The data must be returned in full and exactly as given.

====== RECORDS ======

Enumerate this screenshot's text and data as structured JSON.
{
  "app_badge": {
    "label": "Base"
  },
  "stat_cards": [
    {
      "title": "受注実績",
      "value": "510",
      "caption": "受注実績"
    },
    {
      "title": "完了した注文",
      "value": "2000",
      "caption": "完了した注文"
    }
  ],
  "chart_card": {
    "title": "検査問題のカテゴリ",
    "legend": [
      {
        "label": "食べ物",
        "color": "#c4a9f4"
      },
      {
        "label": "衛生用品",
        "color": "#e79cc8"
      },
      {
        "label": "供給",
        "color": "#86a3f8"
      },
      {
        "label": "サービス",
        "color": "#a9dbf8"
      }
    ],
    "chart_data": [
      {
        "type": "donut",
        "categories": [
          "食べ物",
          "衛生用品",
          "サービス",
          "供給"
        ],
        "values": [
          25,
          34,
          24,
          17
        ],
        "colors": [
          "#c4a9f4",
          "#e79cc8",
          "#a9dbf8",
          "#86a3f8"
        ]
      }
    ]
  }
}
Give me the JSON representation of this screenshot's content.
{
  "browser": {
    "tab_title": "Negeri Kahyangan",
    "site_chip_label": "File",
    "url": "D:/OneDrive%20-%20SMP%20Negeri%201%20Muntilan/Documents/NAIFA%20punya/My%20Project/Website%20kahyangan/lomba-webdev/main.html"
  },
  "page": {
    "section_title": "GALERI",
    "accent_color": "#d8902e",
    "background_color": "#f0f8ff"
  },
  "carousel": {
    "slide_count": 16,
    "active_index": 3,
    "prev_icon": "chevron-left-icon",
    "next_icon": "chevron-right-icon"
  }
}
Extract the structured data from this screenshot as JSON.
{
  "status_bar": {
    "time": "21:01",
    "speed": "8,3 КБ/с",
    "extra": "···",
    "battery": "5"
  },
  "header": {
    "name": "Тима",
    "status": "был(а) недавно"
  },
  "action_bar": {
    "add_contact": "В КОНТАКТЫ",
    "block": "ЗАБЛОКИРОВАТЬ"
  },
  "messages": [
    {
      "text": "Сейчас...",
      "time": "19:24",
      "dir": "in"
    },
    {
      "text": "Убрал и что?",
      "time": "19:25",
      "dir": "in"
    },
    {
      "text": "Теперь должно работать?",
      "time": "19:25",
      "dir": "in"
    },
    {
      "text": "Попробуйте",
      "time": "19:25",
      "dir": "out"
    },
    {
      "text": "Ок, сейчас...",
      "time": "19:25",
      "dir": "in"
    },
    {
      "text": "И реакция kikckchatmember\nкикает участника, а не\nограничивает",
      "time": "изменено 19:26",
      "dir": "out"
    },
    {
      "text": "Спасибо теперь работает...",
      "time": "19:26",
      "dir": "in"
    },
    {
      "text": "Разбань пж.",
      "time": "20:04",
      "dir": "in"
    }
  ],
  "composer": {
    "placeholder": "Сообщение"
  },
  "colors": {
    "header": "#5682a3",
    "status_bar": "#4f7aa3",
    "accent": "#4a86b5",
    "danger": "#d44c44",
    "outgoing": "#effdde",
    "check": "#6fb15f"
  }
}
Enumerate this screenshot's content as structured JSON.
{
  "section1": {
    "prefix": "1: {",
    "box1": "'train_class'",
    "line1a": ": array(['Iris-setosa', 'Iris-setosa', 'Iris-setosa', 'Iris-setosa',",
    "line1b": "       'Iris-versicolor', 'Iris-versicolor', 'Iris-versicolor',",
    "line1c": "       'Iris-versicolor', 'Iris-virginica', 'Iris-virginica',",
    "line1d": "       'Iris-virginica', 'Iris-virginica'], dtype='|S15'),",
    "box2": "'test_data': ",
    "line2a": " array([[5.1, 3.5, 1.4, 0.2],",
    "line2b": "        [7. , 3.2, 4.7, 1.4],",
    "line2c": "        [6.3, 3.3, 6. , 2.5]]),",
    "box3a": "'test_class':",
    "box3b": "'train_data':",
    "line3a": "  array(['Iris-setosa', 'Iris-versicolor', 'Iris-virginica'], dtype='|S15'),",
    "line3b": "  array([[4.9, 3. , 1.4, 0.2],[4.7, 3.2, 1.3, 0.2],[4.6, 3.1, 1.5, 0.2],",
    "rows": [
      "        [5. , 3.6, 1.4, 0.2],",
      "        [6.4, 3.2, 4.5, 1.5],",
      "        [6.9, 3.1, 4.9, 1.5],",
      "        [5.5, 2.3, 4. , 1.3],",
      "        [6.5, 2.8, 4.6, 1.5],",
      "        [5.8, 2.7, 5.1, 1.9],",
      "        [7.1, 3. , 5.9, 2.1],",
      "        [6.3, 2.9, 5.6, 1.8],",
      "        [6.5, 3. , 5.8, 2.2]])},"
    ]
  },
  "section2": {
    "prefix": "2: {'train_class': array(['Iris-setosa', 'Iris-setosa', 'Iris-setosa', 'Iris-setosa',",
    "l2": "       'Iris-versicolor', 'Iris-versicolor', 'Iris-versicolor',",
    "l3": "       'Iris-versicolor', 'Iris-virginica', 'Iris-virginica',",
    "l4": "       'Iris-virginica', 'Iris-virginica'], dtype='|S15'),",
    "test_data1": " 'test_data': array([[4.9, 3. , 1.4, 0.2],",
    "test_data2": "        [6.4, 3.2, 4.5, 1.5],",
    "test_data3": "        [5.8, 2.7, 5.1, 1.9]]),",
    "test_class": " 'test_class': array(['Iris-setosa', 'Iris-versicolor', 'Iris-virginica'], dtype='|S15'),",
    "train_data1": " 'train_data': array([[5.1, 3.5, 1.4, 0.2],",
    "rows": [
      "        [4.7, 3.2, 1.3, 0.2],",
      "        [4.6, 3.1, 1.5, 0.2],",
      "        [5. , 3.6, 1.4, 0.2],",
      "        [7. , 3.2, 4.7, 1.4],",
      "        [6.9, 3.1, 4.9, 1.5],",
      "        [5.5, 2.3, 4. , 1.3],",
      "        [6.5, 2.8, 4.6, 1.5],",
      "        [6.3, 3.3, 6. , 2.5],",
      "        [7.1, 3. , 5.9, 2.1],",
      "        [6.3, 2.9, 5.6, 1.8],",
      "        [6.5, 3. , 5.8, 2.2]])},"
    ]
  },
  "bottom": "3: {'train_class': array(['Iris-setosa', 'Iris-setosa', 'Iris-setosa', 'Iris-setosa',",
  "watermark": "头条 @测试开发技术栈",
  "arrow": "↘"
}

======

__FINISHED TASK__
Enumerate this screenshot's text and data as structured JSON.
{
  "app_badge": {
    "label": "Base"
  },
  "stat_cards": [
    {
      "title": "受注実績",
      "value": "510",
      "caption": "受注実績"
    },
    {
      "title": "完了した注文",
      "value": "2000",
      "caption": "完了した注文"
    }
  ],
  "chart_card": {
    "title": "検査問題のカテゴリ",
    "legend": [
      {
        "label": "食べ物",
        "color": "#c4a9f4"
      },
      {
        "label": "衛生用品",
        "color": "#e79cc8"
      },
      {
        "label": "供給",
        "color": "#86a3f8"
      },
      {
        "label": "サービス",
        "color": "#a9dbf8"
      }
    ],
    "chart_data": [
      {
        "type": "donut",
        "categories": [
          "食べ物",
          "衛生用品",
          "サービス",
          "供給"
        ],
        "values": [
          25,
          34,
          24,
          17
        ],
        "colors": [
          "#c4a9f4",
          "#e79cc8",
          "#a9dbf8",
          "#86a3f8"
        ]
      }
    ]
  }
}
Give me the JSON representation of this screenshot's content.
{
  "browser": {
    "tab_title": "Negeri Kahyangan",
    "site_chip_label": "File",
    "url": "D:/OneDrive%20-%20SMP%20Negeri%201%20Muntilan/Documents/NAIFA%20punya/My%20Project/Website%20kahyangan/lomba-webdev/main.html"
  },
  "page": {
    "section_title": "GALERI",
    "accent_color": "#d8902e",
    "background_color": "#f0f8ff"
  },
  "carousel": {
    "slide_count": 16,
    "active_index": 3,
    "prev_icon": "chevron-left-icon",
    "next_icon": "chevron-right-icon"
  }
}
Extract the structured data from this screenshot as JSON.
{
  "status_bar": {
    "time": "21:01",
    "speed": "8,3 КБ/с",
    "extra": "···",
    "battery": "5"
  },
  "header": {
    "name": "Тима",
    "status": "был(а) недавно"
  },
  "action_bar": {
    "add_contact": "В КОНТАКТЫ",
    "block": "ЗАБЛОКИРОВАТЬ"
  },
  "messages": [
    {
      "text": "Сейчас...",
      "time": "19:24",
      "dir": "in"
    },
    {
      "text": "Убрал и что?",
      "time": "19:25",
      "dir": "in"
    },
    {
      "text": "Теперь должно работать?",
      "time": "19:25",
      "dir": "in"
    },
    {
      "text": "Попробуйте",
      "time": "19:25",
      "dir": "out"
    },
    {
      "text": "Ок, сейчас...",
      "time": "19:25",
      "dir": "in"
    },
    {
      "text": "И реакция kikckchatmember\nкикает участника, а не\nограничивает",
      "time": "изменено 19:26",
      "dir": "out"
    },
    {
      "text": "Спасибо теперь работает...",
      "time": "19:26",
      "dir": "in"
    },
    {
      "text": "Разбань пж.",
      "time": "20:04",
      "dir": "in"
    }
  ],
  "composer": {
    "placeholder": "Сообщение"
  },
  "colors": {
    "header": "#5682a3",
    "status_bar": "#4f7aa3",
    "accent": "#4a86b5",
    "danger": "#d44c44",
    "outgoing": "#effdde",
    "check": "#6fb15f"
  }
}
Enumerate this screenshot's content as structured JSON.
{
  "section1": {
    "prefix": "1: {",
    "box1": "'train_class'",
    "line1a": ": array(['Iris-setosa', 'Iris-setosa', 'Iris-setosa', 'Iris-setosa',",
    "line1b": "       'Iris-versicolor', 'Iris-versicolor', 'Iris-versicolor',",
    "line1c": "       'Iris-versicolor', 'Iris-virginica', 'Iris-virginica',",
    "line1d": "       'Iris-virginica', 'Iris-virginica'], dtype='|S15'),",
    "box2": "'test_data': ",
    "line2a": " array([[5.1, 3.5, 1.4, 0.2],",
    "line2b": "        [7. , 3.2, 4.7, 1.4],",
    "line2c": "        [6.3, 3.3, 6. , 2.5]]),",
    "box3a": "'test_class':",
    "box3b": "'train_data':",
    "line3a": "  array(['Iris-setosa', 'Iris-versicolor', 'Iris-virginica'], dtype='|S15'),",
    "line3b": "  array([[4.9, 3. , 1.4, 0.2],[4.7, 3.2, 1.3, 0.2],[4.6, 3.1, 1.5, 0.2],",
    "rows": [
      "        [5. , 3.6, 1.4, 0.2],",
      "        [6.4, 3.2, 4.5, 1.5],",
      "        [6.9, 3.1, 4.9, 1.5],",
      "        [5.5, 2.3, 4. , 1.3],",
      "        [6.5, 2.8, 4.6, 1.5],",
      "        [5.8, 2.7, 5.1, 1.9],",
      "        [7.1, 3. , 5.9, 2.1],",
      "        [6.3, 2.9, 5.6, 1.8],",
      "        [6.5, 3. , 5.8, 2.2]])},"
    ]
  },
  "section2": {
    "prefix": "2: {'train_class': array(['Iris-setosa', 'Iris-setosa', 'Iris-setosa', 'Iris-setosa',",
    "l2": "       'Iris-versicolor', 'Iris-versicolor', 'Iris-versicolor',",
    "l3": "       'Iris-versicolor', 'Iris-virginica', 'Iris-virginica',",
    "l4": "       'Iris-virginica', 'Iris-virginica'], dtype='|S15'),",
    "test_data1": " 'test_data': array([[4.9, 3. , 1.4, 0.2],",
    "test_data2": "        [6.4, 3.2, 4.5, 1.5],",
    "test_data3": "        [5.8, 2.7, 5.1, 1.9]]),",
    "test_class": " 'test_class': array(['Iris-setosa', 'Iris-versicolor', 'Iris-virginica'], dtype='|S15'),",
    "train_data1": " 'train_data': array([[5.1, 3.5, 1.4, 0.2],",
    "rows": [
      "        [4.7, 3.2, 1.3, 0.2],",
      "        [4.6, 3.1, 1.5, 0.2],",
      "        [5. , 3.6, 1.4, 0.2],",
      "        [7. , 3.2, 4.7, 1.4],",
      "        [6.9, 3.1, 4.9, 1.5],",
      "        [5.5, 2.3, 4. , 1.3],",
      "        [6.5, 2.8, 4.6, 1.5],",
      "        [6.3, 3.3, 6. , 2.5],",
      "        [7.1, 3. , 5.9, 2.1],",
      "        [6.3, 2.9, 5.6, 1.8],",
      "        [6.5, 3. , 5.8, 2.2]])},"
    ]
  },
  "bottom": "3: {'train_class': array(['Iris-setosa', 'Iris-setosa', 'Iris-setosa', 'Iris-setosa',",
  "watermark": "头条 @测试开发技术栈",
  "arrow": "↘"
}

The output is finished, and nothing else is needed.